'''
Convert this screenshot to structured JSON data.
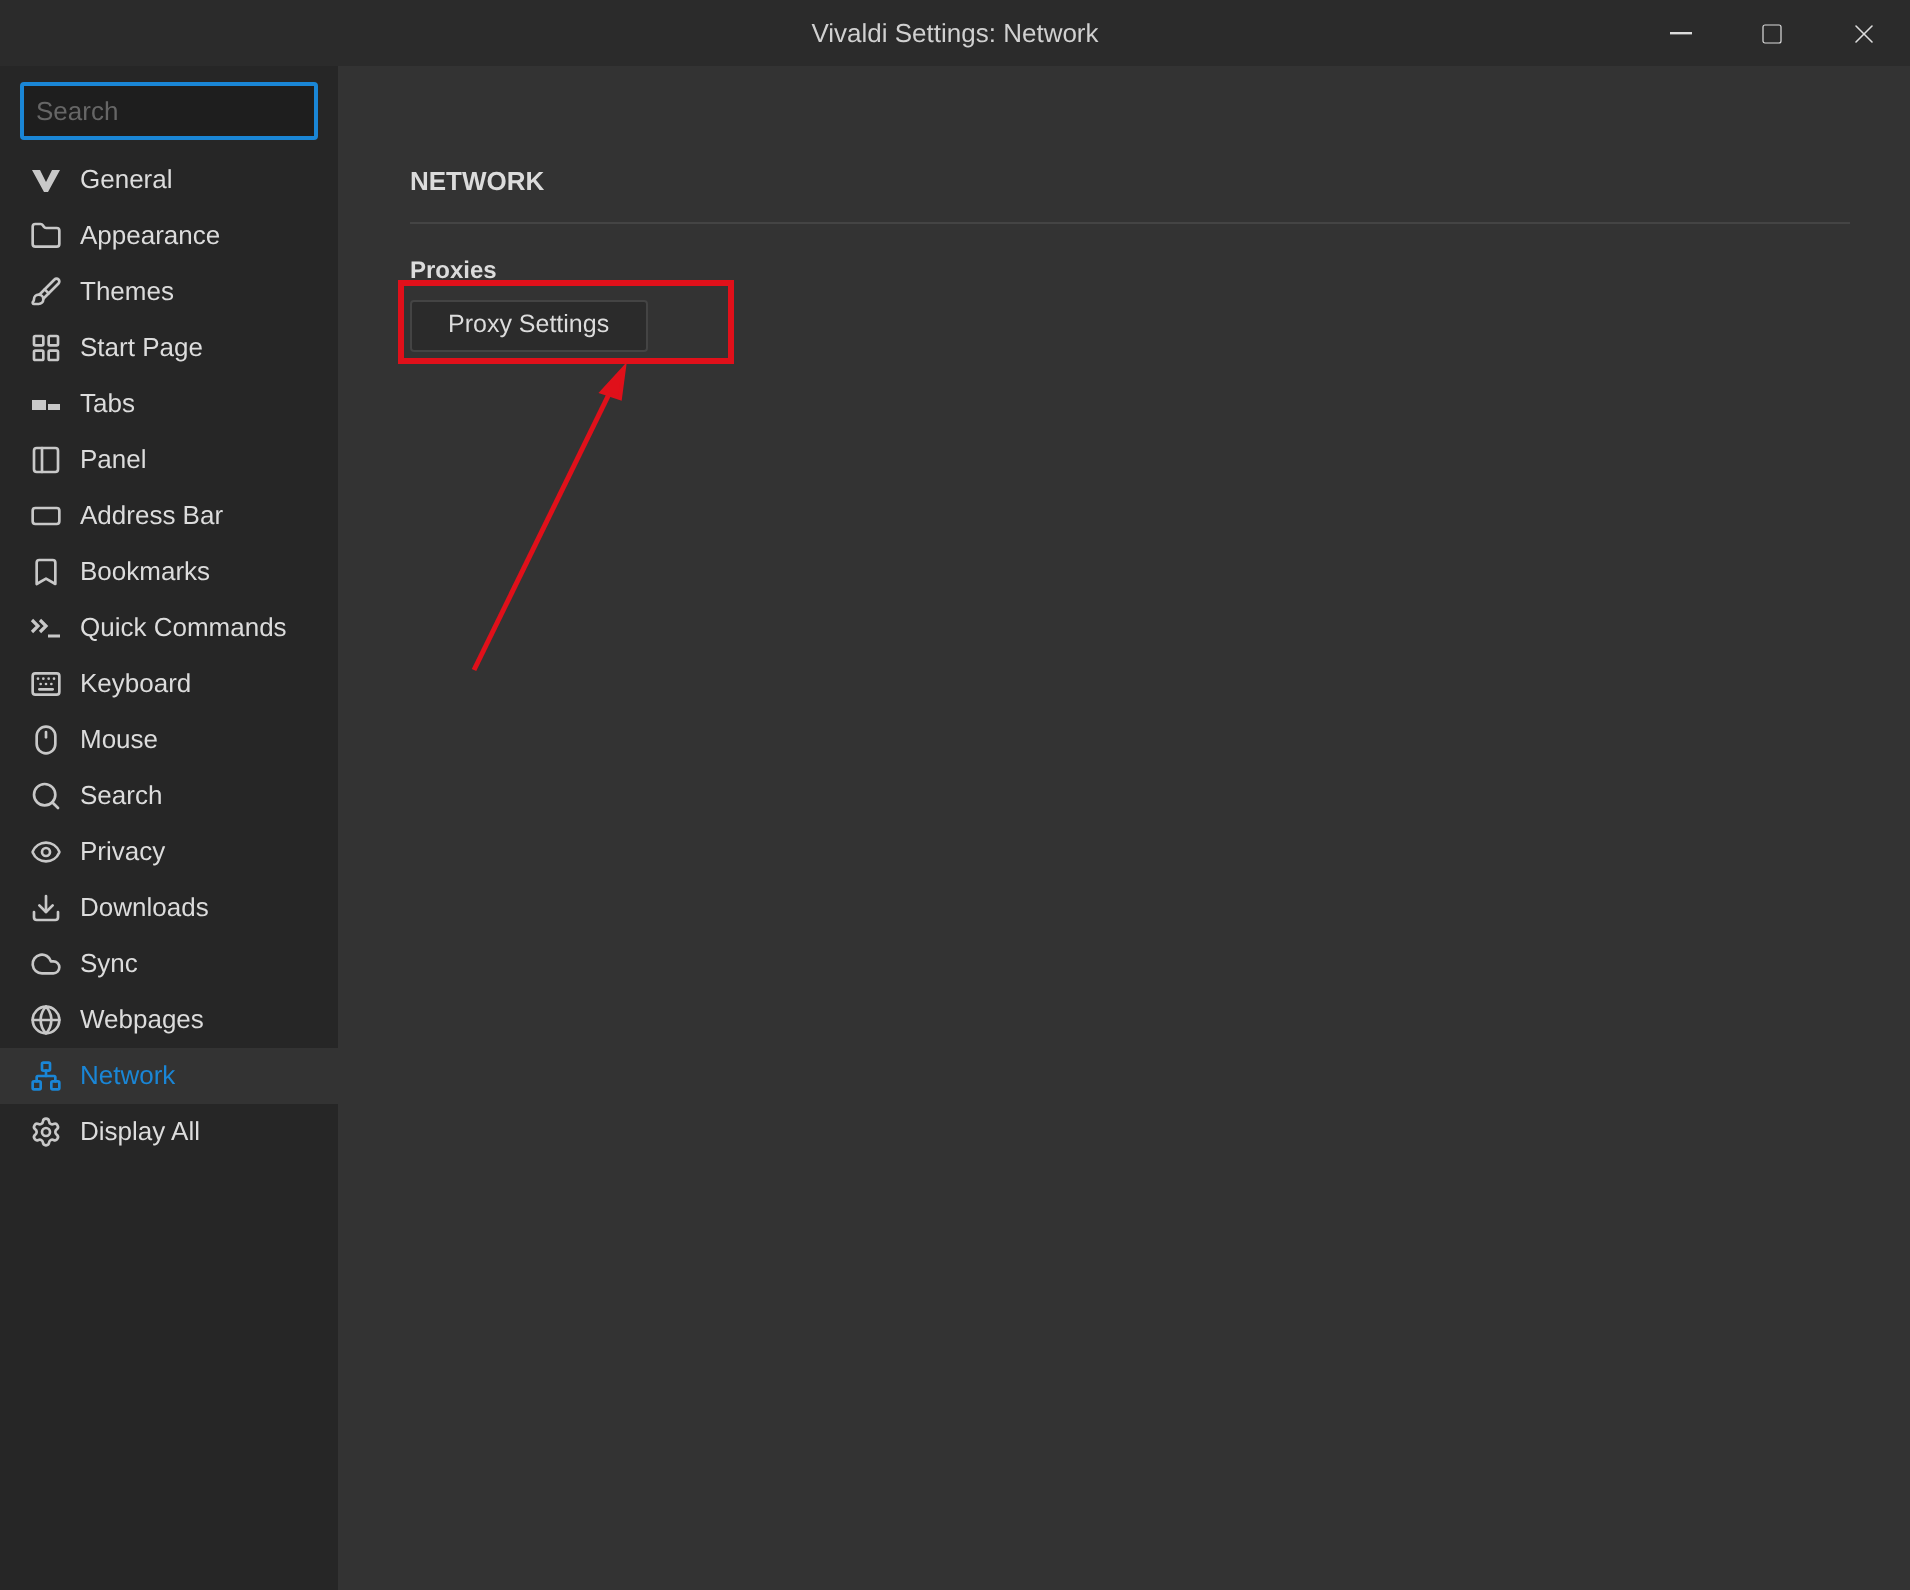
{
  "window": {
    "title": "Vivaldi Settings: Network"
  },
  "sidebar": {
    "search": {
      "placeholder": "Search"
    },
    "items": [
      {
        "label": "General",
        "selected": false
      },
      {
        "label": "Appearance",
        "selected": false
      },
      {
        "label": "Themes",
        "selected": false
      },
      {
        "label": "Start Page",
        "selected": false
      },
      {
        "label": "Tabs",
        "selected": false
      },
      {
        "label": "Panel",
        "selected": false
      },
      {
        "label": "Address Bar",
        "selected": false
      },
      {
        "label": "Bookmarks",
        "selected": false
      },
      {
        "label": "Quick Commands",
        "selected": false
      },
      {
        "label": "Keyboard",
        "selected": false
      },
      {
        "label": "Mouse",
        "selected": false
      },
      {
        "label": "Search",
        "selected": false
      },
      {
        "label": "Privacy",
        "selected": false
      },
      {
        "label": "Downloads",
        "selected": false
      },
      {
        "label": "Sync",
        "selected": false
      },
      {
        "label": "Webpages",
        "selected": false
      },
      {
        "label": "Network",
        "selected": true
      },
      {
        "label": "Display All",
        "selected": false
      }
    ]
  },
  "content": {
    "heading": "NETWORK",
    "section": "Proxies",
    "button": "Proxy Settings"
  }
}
'''
▶ Prompt
Lines of the listing that contain the word "Settings" are to be counted; report only their number.

▶ Correct answer
2